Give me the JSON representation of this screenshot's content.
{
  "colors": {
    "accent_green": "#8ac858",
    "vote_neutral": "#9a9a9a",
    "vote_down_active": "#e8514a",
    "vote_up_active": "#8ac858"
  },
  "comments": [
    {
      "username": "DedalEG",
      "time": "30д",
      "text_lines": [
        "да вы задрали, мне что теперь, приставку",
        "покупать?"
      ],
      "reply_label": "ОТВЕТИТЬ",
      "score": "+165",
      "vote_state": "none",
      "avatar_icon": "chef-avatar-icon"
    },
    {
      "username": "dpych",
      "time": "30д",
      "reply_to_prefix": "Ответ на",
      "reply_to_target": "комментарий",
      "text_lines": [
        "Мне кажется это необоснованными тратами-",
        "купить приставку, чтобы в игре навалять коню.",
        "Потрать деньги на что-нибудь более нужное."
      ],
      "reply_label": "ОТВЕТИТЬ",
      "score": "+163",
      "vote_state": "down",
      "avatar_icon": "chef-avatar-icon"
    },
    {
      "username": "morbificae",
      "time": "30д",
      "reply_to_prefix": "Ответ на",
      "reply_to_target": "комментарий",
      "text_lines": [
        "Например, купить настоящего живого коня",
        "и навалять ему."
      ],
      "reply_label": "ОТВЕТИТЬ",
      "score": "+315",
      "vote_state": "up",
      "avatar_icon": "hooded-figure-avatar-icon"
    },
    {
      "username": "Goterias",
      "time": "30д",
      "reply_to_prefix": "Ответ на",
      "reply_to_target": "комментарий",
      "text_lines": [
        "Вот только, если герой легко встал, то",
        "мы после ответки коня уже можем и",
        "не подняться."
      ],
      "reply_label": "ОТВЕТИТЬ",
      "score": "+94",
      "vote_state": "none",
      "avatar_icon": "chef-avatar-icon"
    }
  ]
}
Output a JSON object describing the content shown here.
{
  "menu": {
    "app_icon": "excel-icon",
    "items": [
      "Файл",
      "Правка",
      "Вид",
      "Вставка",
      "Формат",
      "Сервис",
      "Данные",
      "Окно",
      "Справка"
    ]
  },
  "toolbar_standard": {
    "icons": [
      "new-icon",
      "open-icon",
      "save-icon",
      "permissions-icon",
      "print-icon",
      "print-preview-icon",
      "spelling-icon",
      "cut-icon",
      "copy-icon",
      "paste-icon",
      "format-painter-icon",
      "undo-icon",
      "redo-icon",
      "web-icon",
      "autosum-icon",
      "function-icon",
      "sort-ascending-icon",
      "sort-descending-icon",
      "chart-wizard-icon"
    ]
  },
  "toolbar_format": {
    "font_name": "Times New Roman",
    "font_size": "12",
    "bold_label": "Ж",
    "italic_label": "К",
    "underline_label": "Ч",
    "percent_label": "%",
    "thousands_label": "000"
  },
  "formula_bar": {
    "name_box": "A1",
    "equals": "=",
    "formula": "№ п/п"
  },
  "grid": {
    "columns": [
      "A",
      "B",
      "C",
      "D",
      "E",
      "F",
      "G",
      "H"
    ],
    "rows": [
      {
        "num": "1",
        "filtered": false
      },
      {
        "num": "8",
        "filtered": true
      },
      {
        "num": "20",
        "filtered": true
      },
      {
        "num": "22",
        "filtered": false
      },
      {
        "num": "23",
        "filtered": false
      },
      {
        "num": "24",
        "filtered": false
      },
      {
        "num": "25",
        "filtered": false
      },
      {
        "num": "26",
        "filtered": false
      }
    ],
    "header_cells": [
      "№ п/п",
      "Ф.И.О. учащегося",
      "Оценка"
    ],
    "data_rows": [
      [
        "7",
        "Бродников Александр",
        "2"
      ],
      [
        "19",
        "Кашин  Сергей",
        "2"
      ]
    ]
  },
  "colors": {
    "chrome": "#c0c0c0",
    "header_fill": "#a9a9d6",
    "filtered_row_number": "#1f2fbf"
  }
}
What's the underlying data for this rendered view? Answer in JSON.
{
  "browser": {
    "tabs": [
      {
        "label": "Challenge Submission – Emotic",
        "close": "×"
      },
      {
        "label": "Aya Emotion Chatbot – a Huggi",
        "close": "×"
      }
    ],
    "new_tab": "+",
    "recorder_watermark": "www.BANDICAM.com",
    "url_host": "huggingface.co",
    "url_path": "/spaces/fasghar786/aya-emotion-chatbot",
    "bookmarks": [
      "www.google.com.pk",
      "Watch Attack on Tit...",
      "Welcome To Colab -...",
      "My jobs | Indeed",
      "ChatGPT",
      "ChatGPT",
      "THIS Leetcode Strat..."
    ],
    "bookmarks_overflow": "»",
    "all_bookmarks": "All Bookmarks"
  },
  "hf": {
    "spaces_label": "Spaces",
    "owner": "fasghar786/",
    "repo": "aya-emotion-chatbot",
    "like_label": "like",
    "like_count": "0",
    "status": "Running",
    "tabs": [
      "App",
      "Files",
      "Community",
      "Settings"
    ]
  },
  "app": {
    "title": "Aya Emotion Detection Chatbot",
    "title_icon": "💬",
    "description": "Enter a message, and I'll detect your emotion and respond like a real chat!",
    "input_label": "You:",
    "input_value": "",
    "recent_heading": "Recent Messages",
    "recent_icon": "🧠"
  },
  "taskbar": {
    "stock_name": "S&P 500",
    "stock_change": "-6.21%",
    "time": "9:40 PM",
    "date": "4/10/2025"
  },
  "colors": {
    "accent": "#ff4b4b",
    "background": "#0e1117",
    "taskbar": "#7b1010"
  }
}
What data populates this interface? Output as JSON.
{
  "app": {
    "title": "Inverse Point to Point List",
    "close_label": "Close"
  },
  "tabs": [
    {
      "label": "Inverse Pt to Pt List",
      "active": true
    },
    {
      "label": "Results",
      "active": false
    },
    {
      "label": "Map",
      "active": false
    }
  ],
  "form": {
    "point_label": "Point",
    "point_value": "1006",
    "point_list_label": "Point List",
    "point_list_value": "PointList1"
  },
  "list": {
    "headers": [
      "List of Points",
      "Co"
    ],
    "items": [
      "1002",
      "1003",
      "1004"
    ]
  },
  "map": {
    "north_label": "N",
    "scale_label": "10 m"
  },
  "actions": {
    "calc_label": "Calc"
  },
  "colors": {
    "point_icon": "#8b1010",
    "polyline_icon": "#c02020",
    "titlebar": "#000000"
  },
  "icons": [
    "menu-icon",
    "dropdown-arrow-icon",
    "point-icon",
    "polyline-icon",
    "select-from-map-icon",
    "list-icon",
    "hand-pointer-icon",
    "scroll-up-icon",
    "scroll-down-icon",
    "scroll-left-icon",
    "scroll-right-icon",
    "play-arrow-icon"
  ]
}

» **Task objective**
All of the data shown above must be copied exactly.

» **The answer**
Give me the JSON representation of this screenshot's content.
{
  "colors": {
    "accent_green": "#8ac858",
    "vote_neutral": "#9a9a9a",
    "vote_down_active": "#e8514a",
    "vote_up_active": "#8ac858"
  },
  "comments": [
    {
      "username": "DedalEG",
      "time": "30д",
      "text_lines": [
        "да вы задрали, мне что теперь, приставку",
        "покупать?"
      ],
      "reply_label": "ОТВЕТИТЬ",
      "score": "+165",
      "vote_state": "none",
      "avatar_icon": "chef-avatar-icon"
    },
    {
      "username": "dpych",
      "time": "30д",
      "reply_to_prefix": "Ответ на",
      "reply_to_target": "комментарий",
      "text_lines": [
        "Мне кажется это необоснованными тратами-",
        "купить приставку, чтобы в игре навалять коню.",
        "Потрать деньги на что-нибудь более нужное."
      ],
      "reply_label": "ОТВЕТИТЬ",
      "score": "+163",
      "vote_state": "down",
      "avatar_icon": "chef-avatar-icon"
    },
    {
      "username": "morbificae",
      "time": "30д",
      "reply_to_prefix": "Ответ на",
      "reply_to_target": "комментарий",
      "text_lines": [
        "Например, купить настоящего живого коня",
        "и навалять ему."
      ],
      "reply_label": "ОТВЕТИТЬ",
      "score": "+315",
      "vote_state": "up",
      "avatar_icon": "hooded-figure-avatar-icon"
    },
    {
      "username": "Goterias",
      "time": "30д",
      "reply_to_prefix": "Ответ на",
      "reply_to_target": "комментарий",
      "text_lines": [
        "Вот только, если герой легко встал, то",
        "мы после ответки коня уже можем и",
        "не подняться."
      ],
      "reply_label": "ОТВЕТИТЬ",
      "score": "+94",
      "vote_state": "none",
      "avatar_icon": "chef-avatar-icon"
    }
  ]
}
Output a JSON object describing the content shown here.
{
  "menu": {
    "app_icon": "excel-icon",
    "items": [
      "Файл",
      "Правка",
      "Вид",
      "Вставка",
      "Формат",
      "Сервис",
      "Данные",
      "Окно",
      "Справка"
    ]
  },
  "toolbar_standard": {
    "icons": [
      "new-icon",
      "open-icon",
      "save-icon",
      "permissions-icon",
      "print-icon",
      "print-preview-icon",
      "spelling-icon",
      "cut-icon",
      "copy-icon",
      "paste-icon",
      "format-painter-icon",
      "undo-icon",
      "redo-icon",
      "web-icon",
      "autosum-icon",
      "function-icon",
      "sort-ascending-icon",
      "sort-descending-icon",
      "chart-wizard-icon"
    ]
  },
  "toolbar_format": {
    "font_name": "Times New Roman",
    "font_size": "12",
    "bold_label": "Ж",
    "italic_label": "К",
    "underline_label": "Ч",
    "percent_label": "%",
    "thousands_label": "000"
  },
  "formula_bar": {
    "name_box": "A1",
    "equals": "=",
    "formula": "№ п/п"
  },
  "grid": {
    "columns": [
      "A",
      "B",
      "C",
      "D",
      "E",
      "F",
      "G",
      "H"
    ],
    "rows": [
      {
        "num": "1",
        "filtered": false
      },
      {
        "num": "8",
        "filtered": true
      },
      {
        "num": "20",
        "filtered": true
      },
      {
        "num": "22",
        "filtered": false
      },
      {
        "num": "23",
        "filtered": false
      },
      {
        "num": "24",
        "filtered": false
      },
      {
        "num": "25",
        "filtered": false
      },
      {
        "num": "26",
        "filtered": false
      }
    ],
    "header_cells": [
      "№ п/п",
      "Ф.И.О. учащегося",
      "Оценка"
    ],
    "data_rows": [
      [
        "7",
        "Бродников Александр",
        "2"
      ],
      [
        "19",
        "Кашин  Сергей",
        "2"
      ]
    ]
  },
  "colors": {
    "chrome": "#c0c0c0",
    "header_fill": "#a9a9d6",
    "filtered_row_number": "#1f2fbf"
  }
}
What's the underlying data for this rendered view? Answer in JSON.
{
  "browser": {
    "tabs": [
      {
        "label": "Challenge Submission – Emotic",
        "close": "×"
      },
      {
        "label": "Aya Emotion Chatbot – a Huggi",
        "close": "×"
      }
    ],
    "new_tab": "+",
    "recorder_watermark": "www.BANDICAM.com",
    "url_host": "huggingface.co",
    "url_path": "/spaces/fasghar786/aya-emotion-chatbot",
    "bookmarks": [
      "www.google.com.pk",
      "Watch Attack on Tit...",
      "Welcome To Colab -...",
      "My jobs | Indeed",
      "ChatGPT",
      "ChatGPT",
      "THIS Leetcode Strat..."
    ],
    "bookmarks_overflow": "»",
    "all_bookmarks": "All Bookmarks"
  },
  "hf": {
    "spaces_label": "Spaces",
    "owner": "fasghar786/",
    "repo": "aya-emotion-chatbot",
    "like_label": "like",
    "like_count": "0",
    "status": "Running",
    "tabs": [
      "App",
      "Files",
      "Community",
      "Settings"
    ]
  },
  "app": {
    "title": "Aya Emotion Detection Chatbot",
    "title_icon": "💬",
    "description": "Enter a message, and I'll detect your emotion and respond like a real chat!",
    "input_label": "You:",
    "input_value": "",
    "recent_heading": "Recent Messages",
    "recent_icon": "🧠"
  },
  "taskbar": {
    "stock_name": "S&P 500",
    "stock_change": "-6.21%",
    "time": "9:40 PM",
    "date": "4/10/2025"
  },
  "colors": {
    "accent": "#ff4b4b",
    "background": "#0e1117",
    "taskbar": "#7b1010"
  }
}
What data populates this interface? Output as JSON.
{
  "app": {
    "title": "Inverse Point to Point List",
    "close_label": "Close"
  },
  "tabs": [
    {
      "label": "Inverse Pt to Pt List",
      "active": true
    },
    {
      "label": "Results",
      "active": false
    },
    {
      "label": "Map",
      "active": false
    }
  ],
  "form": {
    "point_label": "Point",
    "point_value": "1006",
    "point_list_label": "Point List",
    "point_list_value": "PointList1"
  },
  "list": {
    "headers": [
      "List of Points",
      "Co"
    ],
    "items": [
      "1002",
      "1003",
      "1004"
    ]
  },
  "map": {
    "north_label": "N",
    "scale_label": "10 m"
  },
  "actions": {
    "calc_label": "Calc"
  },
  "colors": {
    "point_icon": "#8b1010",
    "polyline_icon": "#c02020",
    "titlebar": "#000000"
  },
  "icons": [
    "menu-icon",
    "dropdown-arrow-icon",
    "point-icon",
    "polyline-icon",
    "select-from-map-icon",
    "list-icon",
    "hand-pointer-icon",
    "scroll-up-icon",
    "scroll-down-icon",
    "scroll-left-icon",
    "scroll-right-icon",
    "play-arrow-icon"
  ]
}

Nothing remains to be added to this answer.